Required task: Drop every picture, then transcribe the remaining data exactly.

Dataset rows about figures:
▼▼▼
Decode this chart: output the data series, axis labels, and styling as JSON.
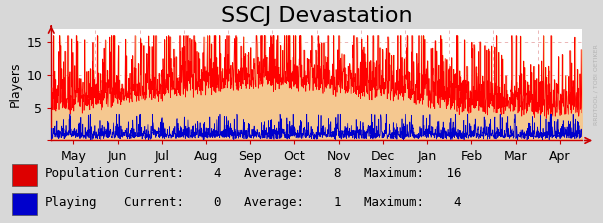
{
  "title": "SSCJ Devastation",
  "ylabel": "Players",
  "background_color": "#d8d8d8",
  "plot_bg_color": "#ffffff",
  "fill_color": "#f5c890",
  "grid_color": "#e8aaaa",
  "red_line_color": "#ff0000",
  "blue_line_color": "#0000cc",
  "x_tick_labels": [
    "May",
    "Jun",
    "Jul",
    "Aug",
    "Sep",
    "Oct",
    "Nov",
    "Dec",
    "Jan",
    "Feb",
    "Mar",
    "Apr"
  ],
  "ylim": [
    0,
    17
  ],
  "yticks": [
    0,
    5,
    10,
    15
  ],
  "legend_entries": [
    {
      "label": "Population",
      "color": "#dd0000",
      "current": 4,
      "average": 8,
      "maximum": 16
    },
    {
      "label": "Playing",
      "color": "#0000cc",
      "current": 0,
      "average": 1,
      "maximum": 4
    }
  ],
  "watermark": "RRDTOOL / TOBI OETIKER",
  "title_fontsize": 16,
  "axis_fontsize": 9,
  "legend_fontsize": 9,
  "n_points": 8760,
  "seed": 1234
}
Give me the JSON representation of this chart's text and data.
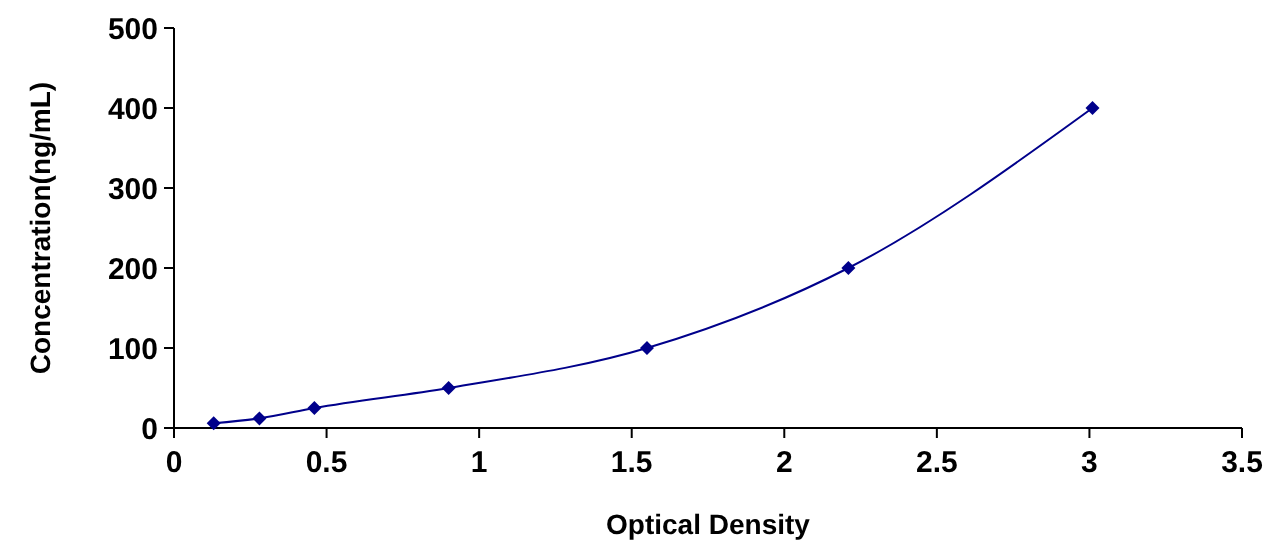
{
  "chart_data": {
    "type": "line",
    "xlabel": "Optical Density",
    "ylabel": "Concentration(ng/mL)",
    "x": [
      0.13,
      0.28,
      0.46,
      0.9,
      1.55,
      2.21,
      3.01
    ],
    "series": [
      {
        "color": "#00008b",
        "values": [
          6,
          12,
          25,
          50,
          100,
          200,
          400
        ]
      }
    ],
    "xlim": [
      0,
      3.5
    ],
    "xticks": [
      0,
      0.5,
      1,
      1.5,
      2,
      2.5,
      3,
      3.5
    ],
    "ylim": [
      0,
      500
    ],
    "yticks": [
      0,
      100,
      200,
      300,
      400,
      500
    ],
    "grid": false,
    "marker": "diamond",
    "line_style": "solid"
  }
}
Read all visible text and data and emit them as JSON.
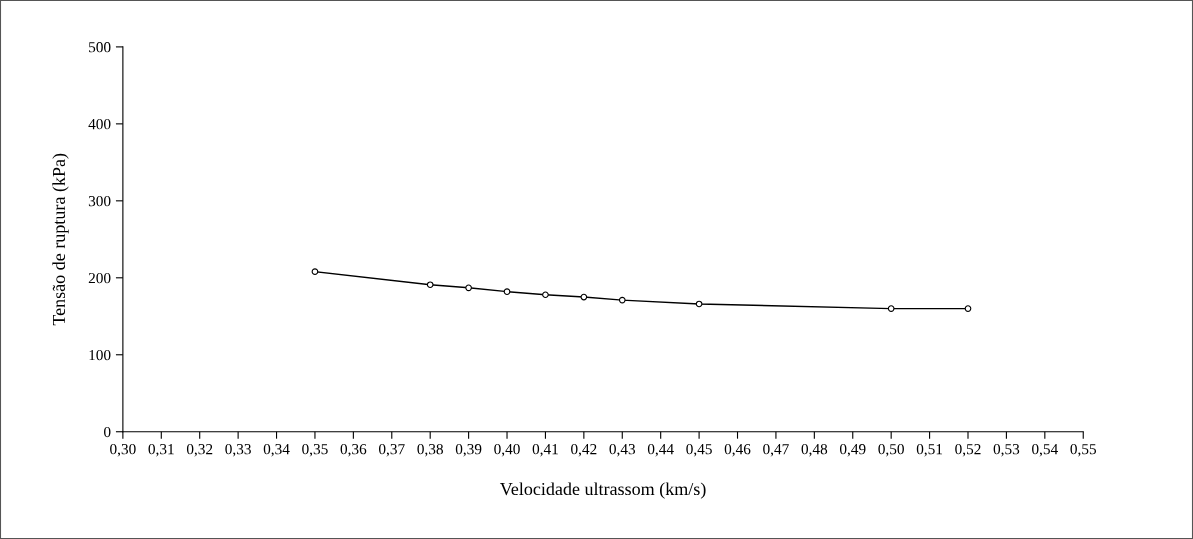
{
  "chart_data": {
    "type": "line",
    "xlabel": "Velocidade ultrassom (km/s)",
    "ylabel": "Tensão de ruptura (kPa)",
    "x": [
      0.35,
      0.38,
      0.39,
      0.4,
      0.41,
      0.42,
      0.43,
      0.45,
      0.5,
      0.52
    ],
    "series": [
      {
        "color": "#000000",
        "values": [
          208,
          191,
          187,
          182,
          178,
          175,
          171,
          166,
          160,
          160
        ]
      }
    ],
    "xlim": [
      0.3,
      0.55
    ],
    "xticks": [
      {
        "value": 0.3,
        "label": "0,30"
      },
      {
        "value": 0.31,
        "label": "0,31"
      },
      {
        "value": 0.32,
        "label": "0,32"
      },
      {
        "value": 0.33,
        "label": "0,33"
      },
      {
        "value": 0.34,
        "label": "0,34"
      },
      {
        "value": 0.35,
        "label": "0,35"
      },
      {
        "value": 0.36,
        "label": "0,36"
      },
      {
        "value": 0.37,
        "label": "0,37"
      },
      {
        "value": 0.38,
        "label": "0,38"
      },
      {
        "value": 0.39,
        "label": "0,39"
      },
      {
        "value": 0.4,
        "label": "0,40"
      },
      {
        "value": 0.41,
        "label": "0,41"
      },
      {
        "value": 0.42,
        "label": "0,42"
      },
      {
        "value": 0.43,
        "label": "0,43"
      },
      {
        "value": 0.44,
        "label": "0,44"
      },
      {
        "value": 0.45,
        "label": "0,45"
      },
      {
        "value": 0.46,
        "label": "0,46"
      },
      {
        "value": 0.47,
        "label": "0,47"
      },
      {
        "value": 0.48,
        "label": "0,48"
      },
      {
        "value": 0.49,
        "label": "0,49"
      },
      {
        "value": 0.5,
        "label": "0,50"
      },
      {
        "value": 0.51,
        "label": "0,51"
      },
      {
        "value": 0.52,
        "label": "0,52"
      },
      {
        "value": 0.53,
        "label": "0,53"
      },
      {
        "value": 0.54,
        "label": "0,54"
      },
      {
        "value": 0.55,
        "label": "0,55"
      }
    ],
    "ylim": [
      0,
      500
    ],
    "yticks": [
      0,
      100,
      200,
      300,
      400,
      500
    ],
    "grid": false,
    "legend": false,
    "marker": "circle",
    "line_style": "solid"
  }
}
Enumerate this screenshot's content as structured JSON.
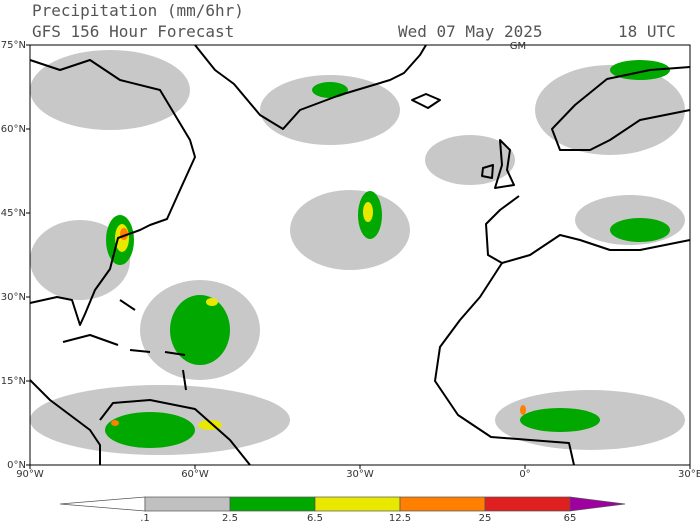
{
  "header": {
    "title": "Precipitation (mm/6hr)",
    "subtitle": "GFS 156 Hour Forecast",
    "date": "Wed 07 May 2025",
    "time": "18 UTC"
  },
  "map": {
    "lonlim": [
      -90,
      30
    ],
    "latlim": [
      0,
      75
    ],
    "meridian_label": "GM",
    "lat_ticks": [
      {
        "value": 0,
        "label": "0°N"
      },
      {
        "value": 15,
        "label": "15°N"
      },
      {
        "value": 30,
        "label": "30°N"
      },
      {
        "value": 45,
        "label": "45°N"
      },
      {
        "value": 60,
        "label": "60°N"
      },
      {
        "value": 75,
        "label": "75°N"
      }
    ],
    "lon_ticks": [
      {
        "value": -90,
        "label": "90°W"
      },
      {
        "value": -60,
        "label": "60°W"
      },
      {
        "value": -30,
        "label": "30°W"
      },
      {
        "value": 0,
        "label": "0°"
      },
      {
        "value": 30,
        "label": "30°E"
      }
    ]
  },
  "colorbar": {
    "levels": [
      {
        "value": 0.1,
        "label": ".1"
      },
      2.5,
      6.5,
      12.5,
      25,
      65
    ],
    "colors": [
      "#ffffff",
      "#c0c0c0",
      "#00a800",
      "#e8e800",
      "#ff8000",
      "#e02020",
      "#a000a0"
    ]
  }
}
▲▲▲
Solution:
Decode this chart: output the data series, axis labels, and styling as JSON.
{
  "title": "SSCJ Devastation",
  "ylabel": "Players",
  "background_color": "#d8d8d8",
  "plot_bg_color": "#ffffff",
  "fill_color": "#f5c890",
  "grid_color": "#e8aaaa",
  "red_line_color": "#ff0000",
  "blue_line_color": "#0000cc",
  "x_tick_labels": [
    "May",
    "Jun",
    "Jul",
    "Aug",
    "Sep",
    "Oct",
    "Nov",
    "Dec",
    "Jan",
    "Feb",
    "Mar",
    "Apr"
  ],
  "ylim": [
    0,
    17
  ],
  "yticks": [
    0,
    5,
    10,
    15
  ],
  "legend_entries": [
    {
      "label": "Population",
      "color": "#dd0000",
      "current": 4,
      "average": 8,
      "maximum": 16
    },
    {
      "label": "Playing",
      "color": "#0000cc",
      "current": 0,
      "average": 1,
      "maximum": 4
    }
  ],
  "watermark": "RRDTOOL / TOBI OETIKER",
  "title_fontsize": 16,
  "axis_fontsize": 9,
  "legend_fontsize": 9,
  "n_points": 8760,
  "seed": 1234
}
Give me the JSON representation of this chart's text and data.
{
  "chart_data": {
    "type": "line",
    "xlabel": "Optical Density",
    "ylabel": "Concentration(ng/mL)",
    "x": [
      0.13,
      0.28,
      0.46,
      0.9,
      1.55,
      2.21,
      3.01
    ],
    "series": [
      {
        "color": "#00008b",
        "values": [
          6,
          12,
          25,
          50,
          100,
          200,
          400
        ]
      }
    ],
    "xlim": [
      0,
      3.5
    ],
    "xticks": [
      0,
      0.5,
      1,
      1.5,
      2,
      2.5,
      3,
      3.5
    ],
    "ylim": [
      0,
      500
    ],
    "yticks": [
      0,
      100,
      200,
      300,
      400,
      500
    ],
    "grid": false,
    "marker": "diamond",
    "line_style": "solid"
  }
}
Read all visible text and data and emit them as JSON.
{
  "chart_data": {
    "type": "line",
    "xlabel": "Velocidade ultrassom (km/s)",
    "ylabel": "Tensão de ruptura (kPa)",
    "x": [
      0.35,
      0.38,
      0.39,
      0.4,
      0.41,
      0.42,
      0.43,
      0.45,
      0.5,
      0.52
    ],
    "series": [
      {
        "color": "#000000",
        "values": [
          208,
          191,
          187,
          182,
          178,
          175,
          171,
          166,
          160,
          160
        ]
      }
    ],
    "xlim": [
      0.3,
      0.55
    ],
    "xticks": [
      {
        "value": 0.3,
        "label": "0,30"
      },
      {
        "value": 0.31,
        "label": "0,31"
      },
      {
        "value": 0.32,
        "label": "0,32"
      },
      {
        "value": 0.33,
        "label": "0,33"
      },
      {
        "value": 0.34,
        "label": "0,34"
      },
      {
        "value": 0.35,
        "label": "0,35"
      },
      {
        "value": 0.36,
        "label": "0,36"
      },
      {
        "value": 0.37,
        "label": "0,37"
      },
      {
        "value": 0.38,
        "label": "0,38"
      },
      {
        "value": 0.39,
        "label": "0,39"
      },
      {
        "value": 0.4,
        "label": "0,40"
      },
      {
        "value": 0.41,
        "label": "0,41"
      },
      {
        "value": 0.42,
        "label": "0,42"
      },
      {
        "value": 0.43,
        "label": "0,43"
      },
      {
        "value": 0.44,
        "label": "0,44"
      },
      {
        "value": 0.45,
        "label": "0,45"
      },
      {
        "value": 0.46,
        "label": "0,46"
      },
      {
        "value": 0.47,
        "label": "0,47"
      },
      {
        "value": 0.48,
        "label": "0,48"
      },
      {
        "value": 0.49,
        "label": "0,49"
      },
      {
        "value": 0.5,
        "label": "0,50"
      },
      {
        "value": 0.51,
        "label": "0,51"
      },
      {
        "value": 0.52,
        "label": "0,52"
      },
      {
        "value": 0.53,
        "label": "0,53"
      },
      {
        "value": 0.54,
        "label": "0,54"
      },
      {
        "value": 0.55,
        "label": "0,55"
      }
    ],
    "ylim": [
      0,
      500
    ],
    "yticks": [
      0,
      100,
      200,
      300,
      400,
      500
    ],
    "grid": false,
    "legend": false,
    "marker": "circle",
    "line_style": "solid"
  }
}
Enumerate this screenshot's content as structured JSON.
{
  "header": {
    "title": "Precipitation (mm/6hr)",
    "subtitle": "GFS 156 Hour Forecast",
    "date": "Wed 07 May 2025",
    "time": "18 UTC"
  },
  "map": {
    "lonlim": [
      -90,
      30
    ],
    "latlim": [
      0,
      75
    ],
    "meridian_label": "GM",
    "lat_ticks": [
      {
        "value": 0,
        "label": "0°N"
      },
      {
        "value": 15,
        "label": "15°N"
      },
      {
        "value": 30,
        "label": "30°N"
      },
      {
        "value": 45,
        "label": "45°N"
      },
      {
        "value": 60,
        "label": "60°N"
      },
      {
        "value": 75,
        "label": "75°N"
      }
    ],
    "lon_ticks": [
      {
        "value": -90,
        "label": "90°W"
      },
      {
        "value": -60,
        "label": "60°W"
      },
      {
        "value": -30,
        "label": "30°W"
      },
      {
        "value": 0,
        "label": "0°"
      },
      {
        "value": 30,
        "label": "30°E"
      }
    ]
  },
  "colorbar": {
    "levels": [
      {
        "value": 0.1,
        "label": ".1"
      },
      2.5,
      6.5,
      12.5,
      25,
      65
    ],
    "colors": [
      "#ffffff",
      "#c0c0c0",
      "#00a800",
      "#e8e800",
      "#ff8000",
      "#e02020",
      "#a000a0"
    ]
  }
}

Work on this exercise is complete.